Exercise: Extract the complete listing and output it unchanged.

### Record extracts ###

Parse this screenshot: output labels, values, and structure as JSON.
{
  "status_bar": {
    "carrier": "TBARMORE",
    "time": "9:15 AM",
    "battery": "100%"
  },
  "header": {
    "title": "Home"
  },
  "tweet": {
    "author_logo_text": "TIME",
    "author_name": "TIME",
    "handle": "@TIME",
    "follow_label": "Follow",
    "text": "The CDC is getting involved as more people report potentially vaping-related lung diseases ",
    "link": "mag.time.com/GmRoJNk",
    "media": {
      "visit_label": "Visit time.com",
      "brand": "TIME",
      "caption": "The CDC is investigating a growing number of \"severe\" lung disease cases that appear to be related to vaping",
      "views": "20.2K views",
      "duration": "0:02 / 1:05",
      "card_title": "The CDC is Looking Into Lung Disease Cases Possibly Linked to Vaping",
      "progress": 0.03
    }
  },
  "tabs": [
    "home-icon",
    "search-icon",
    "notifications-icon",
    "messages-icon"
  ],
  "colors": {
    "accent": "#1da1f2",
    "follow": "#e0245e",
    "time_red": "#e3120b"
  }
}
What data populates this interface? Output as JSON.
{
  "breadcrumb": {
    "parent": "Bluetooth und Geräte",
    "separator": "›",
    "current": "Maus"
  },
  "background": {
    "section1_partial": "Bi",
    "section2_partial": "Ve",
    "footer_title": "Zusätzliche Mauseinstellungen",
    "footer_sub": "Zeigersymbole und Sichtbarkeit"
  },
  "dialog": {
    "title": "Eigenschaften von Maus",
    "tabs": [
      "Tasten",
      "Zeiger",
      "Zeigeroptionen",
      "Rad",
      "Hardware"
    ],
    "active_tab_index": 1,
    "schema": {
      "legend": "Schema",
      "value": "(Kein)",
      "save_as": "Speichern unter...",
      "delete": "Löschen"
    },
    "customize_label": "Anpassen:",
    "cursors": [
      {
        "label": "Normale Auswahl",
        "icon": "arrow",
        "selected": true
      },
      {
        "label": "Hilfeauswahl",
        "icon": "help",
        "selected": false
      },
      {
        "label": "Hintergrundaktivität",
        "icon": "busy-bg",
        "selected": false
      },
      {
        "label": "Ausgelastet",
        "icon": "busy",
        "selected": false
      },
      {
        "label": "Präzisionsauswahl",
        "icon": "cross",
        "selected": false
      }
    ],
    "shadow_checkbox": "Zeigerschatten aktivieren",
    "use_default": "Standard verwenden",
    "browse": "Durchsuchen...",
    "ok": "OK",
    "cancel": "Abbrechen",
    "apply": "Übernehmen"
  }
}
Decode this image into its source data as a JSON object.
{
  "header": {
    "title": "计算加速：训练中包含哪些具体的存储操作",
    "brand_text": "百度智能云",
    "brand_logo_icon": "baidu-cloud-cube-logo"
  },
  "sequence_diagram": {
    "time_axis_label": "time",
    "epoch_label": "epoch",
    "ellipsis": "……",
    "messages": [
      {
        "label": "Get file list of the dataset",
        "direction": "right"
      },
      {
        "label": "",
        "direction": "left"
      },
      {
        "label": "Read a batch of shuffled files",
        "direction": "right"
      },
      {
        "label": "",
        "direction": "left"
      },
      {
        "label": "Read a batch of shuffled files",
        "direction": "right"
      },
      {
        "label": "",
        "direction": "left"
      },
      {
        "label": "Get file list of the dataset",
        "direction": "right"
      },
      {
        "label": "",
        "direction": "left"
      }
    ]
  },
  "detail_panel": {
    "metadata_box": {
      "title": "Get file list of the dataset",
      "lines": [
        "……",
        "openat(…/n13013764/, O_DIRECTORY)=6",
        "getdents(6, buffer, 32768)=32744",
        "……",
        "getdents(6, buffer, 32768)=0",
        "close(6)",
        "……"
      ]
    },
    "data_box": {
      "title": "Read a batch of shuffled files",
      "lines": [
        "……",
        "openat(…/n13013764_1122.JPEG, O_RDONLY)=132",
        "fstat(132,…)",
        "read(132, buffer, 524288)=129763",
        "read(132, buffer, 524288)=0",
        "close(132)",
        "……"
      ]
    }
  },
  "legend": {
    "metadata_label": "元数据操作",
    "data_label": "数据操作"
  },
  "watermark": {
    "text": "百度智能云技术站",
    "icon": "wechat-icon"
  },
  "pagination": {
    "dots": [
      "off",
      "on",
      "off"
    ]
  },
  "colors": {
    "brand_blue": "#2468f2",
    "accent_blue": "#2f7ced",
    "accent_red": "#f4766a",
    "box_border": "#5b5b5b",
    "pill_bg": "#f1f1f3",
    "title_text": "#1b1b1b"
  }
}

###

Task answer:
Parse this screenshot: output labels, values, and structure as JSON.
{
  "status_bar": {
    "carrier": "TBARMORE",
    "time": "9:15 AM",
    "battery": "100%"
  },
  "header": {
    "title": "Home"
  },
  "tweet": {
    "author_logo_text": "TIME",
    "author_name": "TIME",
    "handle": "@TIME",
    "follow_label": "Follow",
    "text": "The CDC is getting involved as more people report potentially vaping-related lung diseases ",
    "link": "mag.time.com/GmRoJNk",
    "media": {
      "visit_label": "Visit time.com",
      "brand": "TIME",
      "caption": "The CDC is investigating a growing number of \"severe\" lung disease cases that appear to be related to vaping",
      "views": "20.2K views",
      "duration": "0:02 / 1:05",
      "card_title": "The CDC is Looking Into Lung Disease Cases Possibly Linked to Vaping",
      "progress": 0.03
    }
  },
  "tabs": [
    "home-icon",
    "search-icon",
    "notifications-icon",
    "messages-icon"
  ],
  "colors": {
    "accent": "#1da1f2",
    "follow": "#e0245e",
    "time_red": "#e3120b"
  }
}
What data populates this interface? Output as JSON.
{
  "breadcrumb": {
    "parent": "Bluetooth und Geräte",
    "separator": "›",
    "current": "Maus"
  },
  "background": {
    "section1_partial": "Bi",
    "section2_partial": "Ve",
    "footer_title": "Zusätzliche Mauseinstellungen",
    "footer_sub": "Zeigersymbole und Sichtbarkeit"
  },
  "dialog": {
    "title": "Eigenschaften von Maus",
    "tabs": [
      "Tasten",
      "Zeiger",
      "Zeigeroptionen",
      "Rad",
      "Hardware"
    ],
    "active_tab_index": 1,
    "schema": {
      "legend": "Schema",
      "value": "(Kein)",
      "save_as": "Speichern unter...",
      "delete": "Löschen"
    },
    "customize_label": "Anpassen:",
    "cursors": [
      {
        "label": "Normale Auswahl",
        "icon": "arrow",
        "selected": true
      },
      {
        "label": "Hilfeauswahl",
        "icon": "help",
        "selected": false
      },
      {
        "label": "Hintergrundaktivität",
        "icon": "busy-bg",
        "selected": false
      },
      {
        "label": "Ausgelastet",
        "icon": "busy",
        "selected": false
      },
      {
        "label": "Präzisionsauswahl",
        "icon": "cross",
        "selected": false
      }
    ],
    "shadow_checkbox": "Zeigerschatten aktivieren",
    "use_default": "Standard verwenden",
    "browse": "Durchsuchen...",
    "ok": "OK",
    "cancel": "Abbrechen",
    "apply": "Übernehmen"
  }
}
Decode this image into its source data as a JSON object.
{
  "header": {
    "title": "计算加速：训练中包含哪些具体的存储操作",
    "brand_text": "百度智能云",
    "brand_logo_icon": "baidu-cloud-cube-logo"
  },
  "sequence_diagram": {
    "time_axis_label": "time",
    "epoch_label": "epoch",
    "ellipsis": "……",
    "messages": [
      {
        "label": "Get file list of the dataset",
        "direction": "right"
      },
      {
        "label": "",
        "direction": "left"
      },
      {
        "label": "Read a batch of shuffled files",
        "direction": "right"
      },
      {
        "label": "",
        "direction": "left"
      },
      {
        "label": "Read a batch of shuffled files",
        "direction": "right"
      },
      {
        "label": "",
        "direction": "left"
      },
      {
        "label": "Get file list of the dataset",
        "direction": "right"
      },
      {
        "label": "",
        "direction": "left"
      }
    ]
  },
  "detail_panel": {
    "metadata_box": {
      "title": "Get file list of the dataset",
      "lines": [
        "……",
        "openat(…/n13013764/, O_DIRECTORY)=6",
        "getdents(6, buffer, 32768)=32744",
        "……",
        "getdents(6, buffer, 32768)=0",
        "close(6)",
        "……"
      ]
    },
    "data_box": {
      "title": "Read a batch of shuffled files",
      "lines": [
        "……",
        "openat(…/n13013764_1122.JPEG, O_RDONLY)=132",
        "fstat(132,…)",
        "read(132, buffer, 524288)=129763",
        "read(132, buffer, 524288)=0",
        "close(132)",
        "……"
      ]
    }
  },
  "legend": {
    "metadata_label": "元数据操作",
    "data_label": "数据操作"
  },
  "watermark": {
    "text": "百度智能云技术站",
    "icon": "wechat-icon"
  },
  "pagination": {
    "dots": [
      "off",
      "on",
      "off"
    ]
  },
  "colors": {
    "brand_blue": "#2468f2",
    "accent_blue": "#2f7ced",
    "accent_red": "#f4766a",
    "box_border": "#5b5b5b",
    "pill_bg": "#f1f1f3",
    "title_text": "#1b1b1b"
  }
}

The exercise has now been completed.